Provide details on the platforms you are using:
NVIDIA Jetson TX2 Module (P3310)
Ubuntu 18.04.2 LTS
Linux distro and version: Ubuntu 16.04.5 LTS
GPU: Nvidia GTX1060
nvidia driver 410.78
UFF Version 0.6.3
Hello. We have converted our TF model to TensorRT using pure TensorRT and observed that the inferencing time is slow compared to bigger ResNet18 model. We did a unit test and compared both the models :
Our model (Refinement net) :
(3 convolutions with PRelu activation, 3 Dense layers)
Input size : 24 x 24
Batch size : 1
Inference time : 3.244ms
Input size : 224 x 224
Batch size : 1
Inference time : ~5ms
Judging from our input size which is about 10 times smaller than the ResNet18’s, we expect a much shorter inferencing time. However, the result shows the inferencing time of our model is more than half of ResNet18’s. This doesn’t seem correct to me.
We then took a step further to profile the 2 models. Upon inspection using nvprof, we noticed that there are gaps in between processes in our model which are not being utilized. Each of the processes seems to stall before the next process kicks in.
sudo nvprof -f -o profile_res.prof ./model/unit_test
From the profiling result, we noticed that there are huge gaps in between each kernel processes for our model. There was no such occurrence for ResNet18. We are guessing that longer inferencing time is caused by these gaps. However, we have no explanation to the gaps we are seeing in our profiled model.

Dataset excerpts:

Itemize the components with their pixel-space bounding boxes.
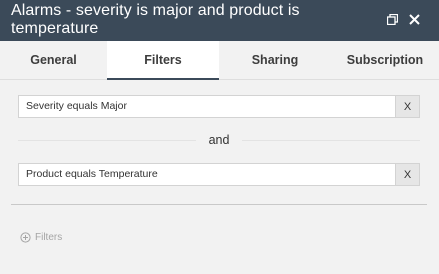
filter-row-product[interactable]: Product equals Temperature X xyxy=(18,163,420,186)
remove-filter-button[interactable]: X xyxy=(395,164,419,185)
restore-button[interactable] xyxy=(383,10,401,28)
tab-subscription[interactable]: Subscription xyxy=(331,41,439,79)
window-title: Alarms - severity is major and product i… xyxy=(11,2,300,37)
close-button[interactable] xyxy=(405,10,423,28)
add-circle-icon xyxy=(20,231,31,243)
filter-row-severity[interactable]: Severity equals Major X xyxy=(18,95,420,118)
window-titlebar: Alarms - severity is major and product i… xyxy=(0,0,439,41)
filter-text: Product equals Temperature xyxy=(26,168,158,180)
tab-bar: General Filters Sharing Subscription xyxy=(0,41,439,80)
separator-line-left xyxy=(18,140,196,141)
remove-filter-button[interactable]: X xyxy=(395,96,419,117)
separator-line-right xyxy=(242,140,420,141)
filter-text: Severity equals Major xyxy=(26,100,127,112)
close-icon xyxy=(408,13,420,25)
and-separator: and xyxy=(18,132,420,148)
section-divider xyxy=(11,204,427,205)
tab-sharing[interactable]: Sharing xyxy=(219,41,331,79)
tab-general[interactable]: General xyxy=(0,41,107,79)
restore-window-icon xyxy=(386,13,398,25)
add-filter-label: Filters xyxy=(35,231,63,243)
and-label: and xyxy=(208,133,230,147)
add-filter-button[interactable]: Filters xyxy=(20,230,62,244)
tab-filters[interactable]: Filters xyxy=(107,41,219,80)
==
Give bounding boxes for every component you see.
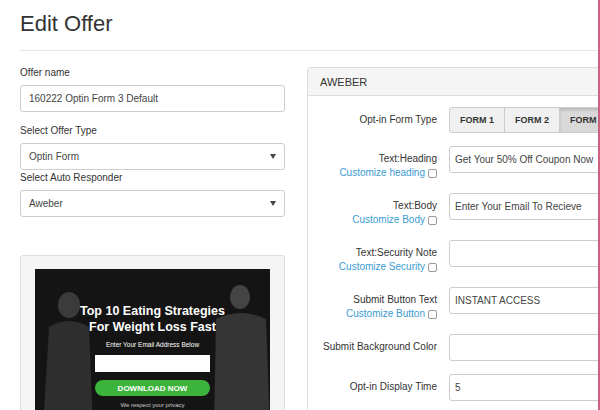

To-do list:
1. In the TensorRT forum post above, set down the passage starting at "sudo nvprof -f" and ending at "our profiled model.", reproducing it word for word.
2. According to the TensorRT forum post, which tool was used to profile the two models?
3. Translate this sentence from the TensorRT forum post into German: "Each of the processes seems to stall before the next process kicks in."

Results:
1.
sudo nvprof -f -o profile_res.prof ./model/unit_test
From the profiling result, we noticed that there are huge gaps in between each kernel processes for our model. There was no such occurrence for ResNet18. We are guessing that longer inferencing time is caused by these gaps. However, we have no explanation to the gaps we are seeing in our profiled model.

2. nvprof

3. Jeder der Prozesse scheint ins Stocken zu geraten, bevor der nächste Prozess einsetzt.